▸ **EXERCISE DESCRIPTION**
Scan the data below. Pull out each line where "Vanilla" occurs.

▸ **LISTING**

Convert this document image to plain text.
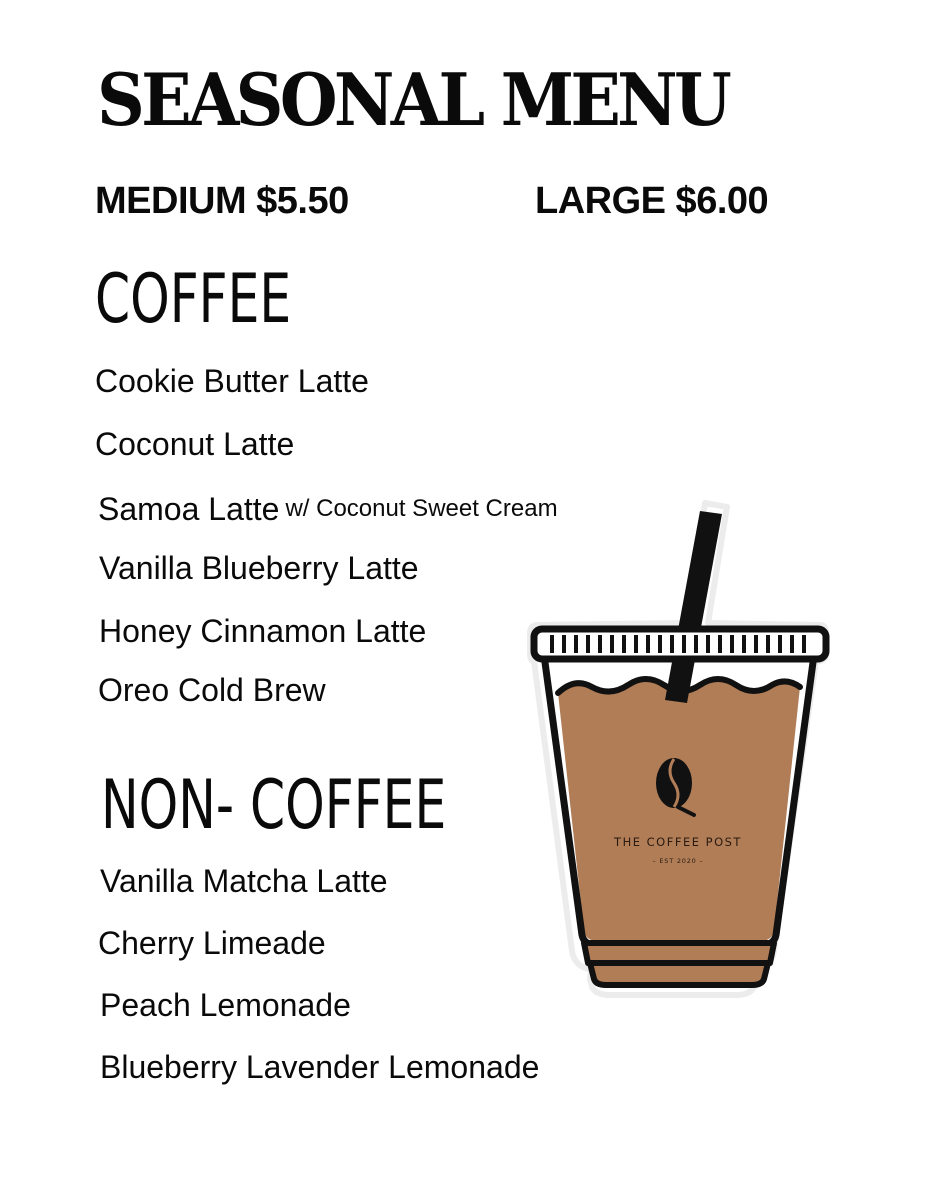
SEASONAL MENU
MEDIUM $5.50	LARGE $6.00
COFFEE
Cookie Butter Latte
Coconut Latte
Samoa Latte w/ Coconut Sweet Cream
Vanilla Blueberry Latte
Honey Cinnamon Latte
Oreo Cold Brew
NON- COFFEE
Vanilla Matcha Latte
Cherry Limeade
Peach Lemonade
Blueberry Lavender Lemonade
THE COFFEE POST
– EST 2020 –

▸ **WRITTEN SOLUTION**
Vanilla Blueberry Latte
Vanilla Matcha Latte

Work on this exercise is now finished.